* TASK
In the listing below, starting with the line with "event-dot [230,198,232,200]" and going on through the line with "histogram-series-2 [283,264,332,302]", replace "Count" with "Frequency". Give back only those lines, with nothing else changed.

══ SUPPLIED DATA ══

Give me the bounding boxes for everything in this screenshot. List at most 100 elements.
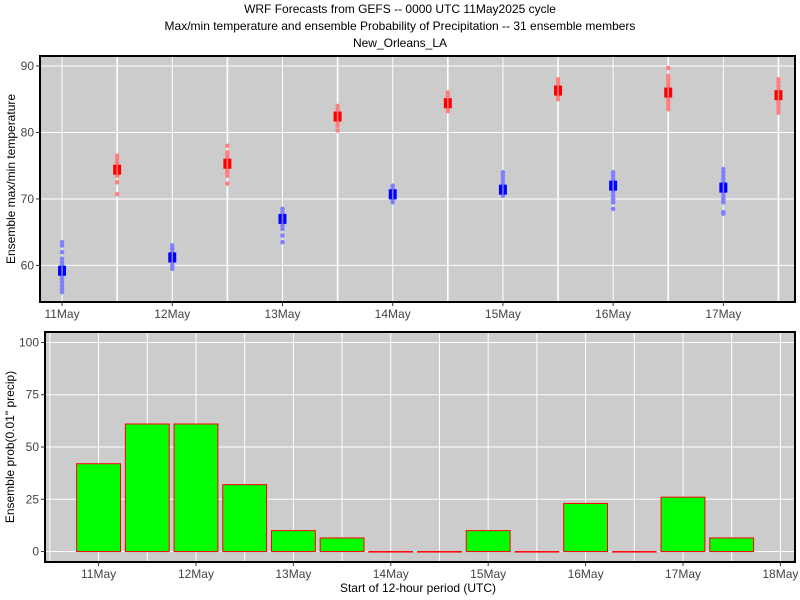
- temp-x-tick-label: 14May: [375, 307, 411, 321]
- max-temp-member-point: [225, 150, 230, 155]
- max-temp-member-point: [776, 106, 781, 112]
- max-temp-member-point: [225, 181, 230, 186]
- precip-x-tick-label: 15May: [470, 567, 506, 581]
- min-temp-member-point: [280, 223, 285, 228]
- min-temp-member-point: [610, 173, 616, 178]
- max-temp-member-point: [776, 110, 781, 115]
- min-temp-member-point: [721, 196, 726, 202]
- chart-title-line-2: Max/min temperature and ensemble Probabi…: [164, 19, 636, 33]
- max-temp-member-point: [555, 76, 561, 82]
- precip-x-tick-label: 17May: [665, 567, 701, 581]
- min-temp-member-point: [169, 266, 175, 272]
- min-temp-member-point: [610, 196, 616, 202]
- min-temp-member-point: [500, 176, 506, 182]
- max-temp-member-point: [776, 103, 781, 109]
- max-temp-member-point: [225, 173, 230, 178]
- temp-y-axis-label: Ensemble max/min temperature: [4, 94, 18, 264]
- precip-x-tick-label: 16May: [568, 567, 604, 581]
- min-temp-member-point: [169, 263, 175, 268]
- min-temp-member-point: [610, 176, 616, 182]
- min-temp-member-point: [59, 286, 65, 292]
- max-temp-member-point: [776, 80, 781, 85]
- precip-x-tick-label: 12May: [178, 567, 214, 581]
- min-temp-member-point: [59, 279, 65, 285]
- max-temp-member-point: [665, 83, 671, 89]
- min-temp-member-point: [610, 206, 616, 212]
- max-temp-member-point: [445, 108, 451, 114]
- max-temp-member-point: [335, 128, 340, 133]
- min-temp-member-point: [610, 193, 616, 198]
- temp-x-tick-label: 17May: [705, 307, 741, 321]
- precip-bar: [709, 537, 755, 553]
- precip-x-tick-label: 18May: [762, 567, 798, 581]
- max-temp-member-point: [225, 170, 230, 175]
- max-temp-member-point: [335, 103, 340, 109]
- min-temp-member-point: [280, 239, 285, 245]
- temp-x-tick-label: 12May: [154, 307, 190, 321]
- min-temp-member-point: [59, 259, 65, 265]
- precip-bar: [465, 530, 511, 553]
- precip-bar: [319, 537, 365, 553]
- precip-bar: [76, 463, 121, 553]
- max-temp-member-point: [665, 65, 671, 71]
- min-temp-member-point: [280, 226, 285, 232]
- min-temp-member-point: [280, 209, 285, 215]
- min-temp-member-point: [390, 199, 396, 205]
- min-temp-member-point: [280, 206, 285, 212]
- min-temp-member-point: [610, 199, 616, 205]
- min-temp-member-point: [500, 173, 506, 178]
- min-temp-member-point: [721, 199, 726, 205]
- min-temp-member-point: [59, 289, 65, 295]
- temp-x-tick-label: 13May: [264, 307, 300, 321]
- min-temp-member-point: [59, 256, 65, 262]
- max-temp-member-point: [665, 106, 671, 112]
- precip-x-tick-label: 13May: [275, 567, 311, 581]
- precip-x-tick-label: 14May: [373, 567, 409, 581]
- min-temp-member-point: [169, 246, 175, 252]
- temp-x-tick-label: 15May: [485, 307, 521, 321]
- temp-x-tick-label: 16May: [595, 307, 631, 321]
- max-temp-member-point: [114, 191, 120, 197]
- max-temp-member-point: [776, 100, 781, 105]
- min-temp-member-point: [59, 249, 65, 255]
- min-temp-member-point: [721, 176, 726, 182]
- precip-bar: [563, 502, 608, 553]
- temp-y-tick-label: 90: [21, 59, 35, 73]
- max-temp-member-point: [225, 143, 230, 149]
- max-temp-member-point: [114, 180, 120, 185]
- precip-bar: [514, 551, 560, 553]
- min-temp-member-point: [59, 283, 65, 288]
- temp-panel-border: [39, 55, 796, 303]
- min-temp-member-point: [500, 180, 506, 185]
- precip-x-tick-label: 11May: [81, 567, 116, 581]
- precip-bar: [270, 530, 316, 553]
- max-temp-member-point: [665, 76, 671, 82]
- min-temp-member-point: [500, 170, 506, 175]
- precip-bar: [417, 551, 462, 553]
- max-temp-member-point: [665, 73, 671, 79]
- max-temp-member-point: [555, 96, 561, 102]
- min-temp-member-point: [59, 243, 65, 248]
- max-temp-member-point: [114, 160, 120, 165]
- min-temp-member-point: [59, 276, 65, 282]
- precip-y-tick-label: 0: [32, 545, 39, 559]
- max-temp-member-point: [665, 96, 671, 102]
- precip-bar: [368, 551, 414, 553]
- min-temp-member-point: [59, 239, 65, 245]
- precip-y-axis-label: Ensemble prob(0.01" precip): [3, 371, 17, 523]
- precip-bar: [124, 423, 170, 553]
- chart-title-line-3: New_Orleans_LA: [352, 36, 448, 50]
- min-temp-member-point: [610, 189, 616, 195]
- min-temp-member-point: [721, 166, 726, 172]
- max-temp-member-point: [776, 83, 781, 89]
- chart-title-line-1: WRF Forecasts from GEFS -- 0000 UTC 11Ma…: [244, 2, 556, 16]
- max-temp-member-point: [114, 156, 120, 162]
- max-temp-member-point: [665, 103, 671, 109]
- max-temp-member-point: [445, 90, 451, 95]
- min-temp-member-point: [169, 243, 175, 248]
- precip-x-axis-label: Start of 12-hour period (UTC): [340, 581, 496, 595]
- precip-y-tick-label: 50: [26, 440, 40, 454]
- max-temp-member-point: [335, 106, 340, 112]
- min-temp-member-point: [721, 209, 726, 215]
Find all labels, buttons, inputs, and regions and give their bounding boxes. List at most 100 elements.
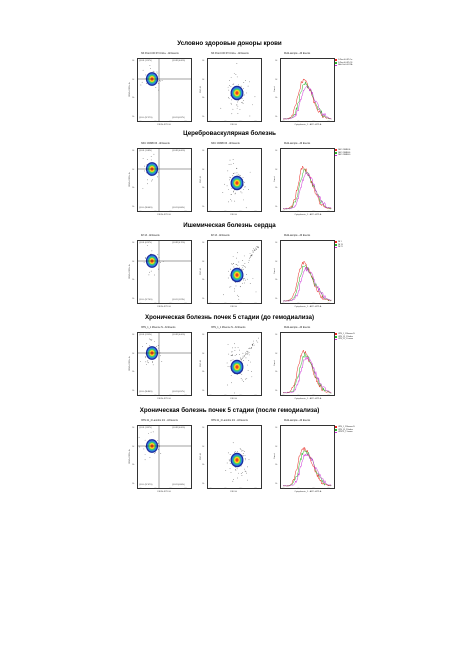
event-dot [230,198,232,200]
histogram-panel: Multi-sample - All Events D.Posi.0.0.ST-C… [274,49,353,128]
quadrant-label: Q2-UL (1.08%) [139,150,152,152]
x-tick-label: 10² [282,303,286,305]
y-axis-label: Count [274,268,276,274]
y-tick-label: 10⁴ [132,78,135,81]
histogram-series-2 [283,264,332,302]
density-contour [235,181,239,185]
event-dot [231,359,232,361]
event-dot [232,480,234,482]
event-dot [231,103,232,105]
event-dot [237,105,239,107]
event-dot [146,245,148,246]
event-dot [142,187,144,189]
quadrant-label: Q2-UL (1.97%) [139,60,152,62]
event-dot [149,271,150,273]
legend-swatch [335,426,338,429]
event-dot [227,366,229,367]
event-dot [252,104,253,106]
density-contour [235,91,239,95]
y-tick-label: 10⁴ [132,445,135,448]
scatter-plot-area [207,332,262,396]
legend-swatch [335,431,338,434]
x-tick-label: 10⁴ [312,211,316,213]
density-contour [235,365,239,369]
scatter-plot-area [207,148,262,212]
event-dot [234,290,235,292]
x-axis-label: FSCH-FITC-H [157,123,171,126]
event-dot [153,341,155,342]
x-tick-label: 10² [282,211,286,213]
x-axis-label: FSCH-FITC-H [157,305,171,308]
event-dot [242,450,244,451]
event-dot [228,98,230,100]
event-dot [145,172,147,174]
event-dot [230,375,232,376]
quadrant-plot-area: Q2-UL (0.97%) Q2-UR (0.11%) Q2-LL (97.70%)… [137,240,192,304]
event-dot [232,353,234,355]
y-axis-label: Count [274,360,276,366]
event-dot [229,454,231,455]
y-axis-label: SSC-H [200,360,202,367]
y-tick-label: 10⁴ [202,445,205,448]
event-dot [149,457,151,458]
event-dot [240,85,242,87]
event-dot [231,263,233,265]
event-dot [247,85,249,87]
event-dot [242,282,243,284]
y-tick-label: 10³ [275,279,278,282]
event-dot [234,347,236,349]
event-dot [229,274,231,276]
y-axis-label: CD45+/CD3+-A [129,356,131,371]
legend-label: Mult.Cnt.0.0.ST-A [338,64,353,67]
x-tick-label: 10³ [154,488,158,490]
event-dot [249,258,250,260]
x-tick-label: 10⁵ [327,488,331,490]
x-tick-label: 10² [139,488,143,490]
event-dot [247,364,248,366]
legend-swatch [335,64,338,67]
x-tick-label: 10³ [224,211,228,213]
event-dot [253,248,255,250]
histogram-legend: NKC CNMB 06 NKC CNMB 46 NKC CNMB 40 [335,149,350,157]
event-dot [142,346,143,347]
x-tick-label: 10⁴ [239,121,243,123]
x-tick-label: 10⁵ [254,488,258,490]
event-dot [251,344,253,345]
event-dot [255,340,257,342]
panel-header: NK Posi.0.00.ST-CntA+ - All Events [141,52,179,55]
event-dot [246,274,247,275]
event-dot [230,354,232,356]
event-dot [235,470,237,472]
y-tick-label: 10³ [202,371,205,374]
event-dot [243,268,244,270]
quadrant-plot-panel: IM 13 - All Events Q2-UL (0.97%) Q2-UR (0.… [129,231,192,310]
event-dot [227,86,229,88]
event-dot [228,353,230,355]
x-tick-label: 10³ [297,121,301,123]
x-tick-label: 10² [209,211,213,213]
scatter-plot-panel: NKC CNMB 06 - All Events FSC-H SSC-H 10² 10³… [200,139,262,218]
section-title: Ишемическая болезнь сердца [183,222,276,229]
event-dot [248,354,250,356]
event-dot [229,366,231,368]
event-dot [149,65,151,66]
event-dot [242,357,244,359]
event-dot [145,446,146,448]
event-dot [146,343,148,344]
event-dot [231,382,232,384]
legend-label: XPN_15_1 Dadiss [338,335,353,338]
y-tick-label: 10² [202,116,205,118]
x-tick-label: 10² [209,303,213,305]
legend-entry: D.Posi.0.0.ST-CS [335,62,353,65]
histogram-series-2 [282,449,332,487]
scatter-plot-panel: NK Posi.0.00.ST-CntA+ - All Events FSC-H S… [200,49,262,128]
event-dot [231,200,233,202]
event-dot [147,183,148,185]
legend-label: D.Posi.0.0.ST-Cn.. [338,59,354,62]
event-dot [233,163,235,165]
event-dot [245,353,246,355]
event-dot [151,338,153,340]
legend-entry: IM 21 [335,246,343,249]
y-tick-label: 10⁵ [275,334,278,336]
event-dot [252,345,253,347]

═══

* CORRECT OUTPUT
event-dot [230,198,232,200]
histogram-panel: Multi-sample - All Events D.Posi.0.0.ST-C… [274,49,353,128]
quadrant-label: Q2-UL (1.08%) [139,150,152,152]
x-tick-label: 10² [282,303,286,305]
y-axis-label: Frequency [274,268,276,274]
y-tick-label: 10⁴ [132,78,135,81]
histogram-series-2 [283,264,332,302]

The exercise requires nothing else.